TEXT PASSAGE |
┌──

Goldman Sachs CEO Testifies in High-Profile Hedge Fund Trial

The chief executive of Goldman Sachs told a jury at an insider trading trial Wednesday that a former board member violated the company's confidentiality policies when he discussed board secrets with a then-billionaire hedge fund boss.

CEO Lloyd Blankfein listened as prosecutors played snippets of a 2008 telephone conversation between Galleon founder Raj Rajaratnam and ex-board Goldman member Rajat Gupta and then said that Gupta had broken the rules in the chat.

Prosecutors called Blankfein as a witness in the trial of Rajaratnam, who is accused of making more than $50 million through illegal trades by extracting secrets from other financial professionals and employees at public companies. Rajaratnam has said through his lawyer that he only traded based on information that was already known.

Prosecutors have said Gupta called Rajaratnam, founder of the Galleon funds, twice to give him tips. They said Rajaratnam then traded hundreds of thousands of shares of Goldman Sachs stock.

Gupta has not been charged criminally in what prosecutors say is the largest hedge fund insider trading case in history.

A spokesman for Gupta's attorney said Wednesday there was no comment on the court proceedings. The lawyer, Gary Naftalis, has said the allegations about Gupta were "totally baseless."

The Securities and Exchange Commission has filed civil charges against Gupta, saying he tipped Rajaratnam seven minutes before the stock markets closed on Sept. 23, 2008, causing Rajaratnam to buy $175,000 shares of Goldman stock within a minute of receiving the tip.

└──

PROVIDED DATA |

┌──

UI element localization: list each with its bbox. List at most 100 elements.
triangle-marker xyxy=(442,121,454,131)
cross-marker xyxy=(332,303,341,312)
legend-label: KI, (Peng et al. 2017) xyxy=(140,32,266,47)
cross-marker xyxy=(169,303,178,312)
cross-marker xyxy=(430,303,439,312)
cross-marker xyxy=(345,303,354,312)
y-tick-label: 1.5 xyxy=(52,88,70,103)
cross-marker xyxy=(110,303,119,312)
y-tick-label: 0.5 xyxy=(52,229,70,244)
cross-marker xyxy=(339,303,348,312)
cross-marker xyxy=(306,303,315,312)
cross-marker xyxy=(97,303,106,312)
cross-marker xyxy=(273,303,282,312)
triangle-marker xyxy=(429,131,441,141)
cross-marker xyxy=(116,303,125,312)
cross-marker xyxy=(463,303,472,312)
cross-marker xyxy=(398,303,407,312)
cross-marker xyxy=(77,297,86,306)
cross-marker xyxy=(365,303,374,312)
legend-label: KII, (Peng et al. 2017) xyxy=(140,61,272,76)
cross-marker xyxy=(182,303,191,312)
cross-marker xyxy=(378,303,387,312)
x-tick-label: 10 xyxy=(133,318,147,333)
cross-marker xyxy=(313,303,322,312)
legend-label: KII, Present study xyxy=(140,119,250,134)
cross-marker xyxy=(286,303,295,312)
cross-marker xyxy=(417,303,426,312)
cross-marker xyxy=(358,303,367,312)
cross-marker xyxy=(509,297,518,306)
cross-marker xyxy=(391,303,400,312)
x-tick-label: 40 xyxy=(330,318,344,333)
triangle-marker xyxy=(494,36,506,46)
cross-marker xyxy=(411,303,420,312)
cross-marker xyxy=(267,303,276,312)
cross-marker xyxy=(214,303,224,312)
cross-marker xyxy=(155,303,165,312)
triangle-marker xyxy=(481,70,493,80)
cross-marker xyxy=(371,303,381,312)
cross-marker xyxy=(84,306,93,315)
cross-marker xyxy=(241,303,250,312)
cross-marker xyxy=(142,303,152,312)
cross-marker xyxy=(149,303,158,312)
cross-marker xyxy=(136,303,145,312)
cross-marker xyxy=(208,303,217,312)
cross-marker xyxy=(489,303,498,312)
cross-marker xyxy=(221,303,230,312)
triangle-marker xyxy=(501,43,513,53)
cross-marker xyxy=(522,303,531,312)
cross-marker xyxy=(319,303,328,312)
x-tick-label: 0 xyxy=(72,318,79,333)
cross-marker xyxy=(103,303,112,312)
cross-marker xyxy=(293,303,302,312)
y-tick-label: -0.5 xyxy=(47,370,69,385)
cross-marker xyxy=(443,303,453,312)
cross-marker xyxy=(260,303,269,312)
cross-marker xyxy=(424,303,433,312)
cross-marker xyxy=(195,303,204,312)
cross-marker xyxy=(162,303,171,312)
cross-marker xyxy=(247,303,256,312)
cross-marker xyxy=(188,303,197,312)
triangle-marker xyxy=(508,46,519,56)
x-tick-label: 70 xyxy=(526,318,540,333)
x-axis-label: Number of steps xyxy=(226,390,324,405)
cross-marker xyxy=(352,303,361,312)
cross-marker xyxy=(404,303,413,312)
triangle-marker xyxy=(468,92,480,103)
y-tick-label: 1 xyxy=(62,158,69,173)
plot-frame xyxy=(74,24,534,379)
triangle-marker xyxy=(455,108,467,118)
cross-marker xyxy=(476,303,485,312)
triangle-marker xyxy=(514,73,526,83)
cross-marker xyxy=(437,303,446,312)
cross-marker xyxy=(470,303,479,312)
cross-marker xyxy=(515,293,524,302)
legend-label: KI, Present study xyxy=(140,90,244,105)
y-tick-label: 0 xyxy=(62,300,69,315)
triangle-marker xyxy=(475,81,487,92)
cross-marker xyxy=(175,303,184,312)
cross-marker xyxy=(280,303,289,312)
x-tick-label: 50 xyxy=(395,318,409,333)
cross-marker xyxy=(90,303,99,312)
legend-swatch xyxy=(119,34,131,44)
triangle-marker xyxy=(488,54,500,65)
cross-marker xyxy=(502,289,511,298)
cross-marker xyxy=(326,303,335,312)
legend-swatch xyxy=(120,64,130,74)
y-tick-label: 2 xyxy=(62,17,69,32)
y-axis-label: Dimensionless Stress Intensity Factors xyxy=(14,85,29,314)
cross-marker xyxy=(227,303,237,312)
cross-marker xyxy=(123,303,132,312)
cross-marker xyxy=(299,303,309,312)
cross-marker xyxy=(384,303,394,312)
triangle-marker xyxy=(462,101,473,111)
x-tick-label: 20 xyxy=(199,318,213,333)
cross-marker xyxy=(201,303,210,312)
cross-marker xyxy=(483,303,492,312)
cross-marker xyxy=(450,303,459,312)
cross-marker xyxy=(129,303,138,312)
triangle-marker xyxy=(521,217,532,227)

└──

REQUIRED WORK |
1. In the article about the Goldman Sachs CEO's testimony, how did Gupta's lawyer, Gary Naftalis, describe the allegations about Gupta?
2. Continue the article about the Goldman Sachs CEO's testimony, starting after its last sentence.

ANSWERS TO THE EXERCISES |
1. He called them "totally baseless."

2.
A prosecutor asked Blankfein about a board meeting that day, when the board approved an offer from Warren Buffett's Berkshire Hathaway to invest $5 billion in the investment giant.

Blankfein said the transaction would be received well by investors.

"However shape we were in before, they would think we were in better shape as a result of this," he said. Blankfein called Buffett a "very, very shrewd and successful investor" and said his investment would be a positive sign to the markets at a time of financial crisis.

Blankfein also testified about a board meeting on Oct. 23, 2008, when board members were told that Goldman was facing a quarterly loss for the first time since it had gone public in 1999. He said the company was "concerned that this number would be a surprise" to investors, because the consensus in published reports was that the company was making money.

The SEC has said Gupta called Rajaratnam 23 seconds after the meeting ended to reveal the expected quarterly loss, causing Rajaratnam to sell his entire position the next morning.

The trial is in its third week.

Rajaratnam, who was arrested in October 2009, is the biggest name to be charged in a probe that has resulted in more than two dozen arrests. Already, 19 of those arrested have pleaded guilty, and many of them are cooperating with prosecutors.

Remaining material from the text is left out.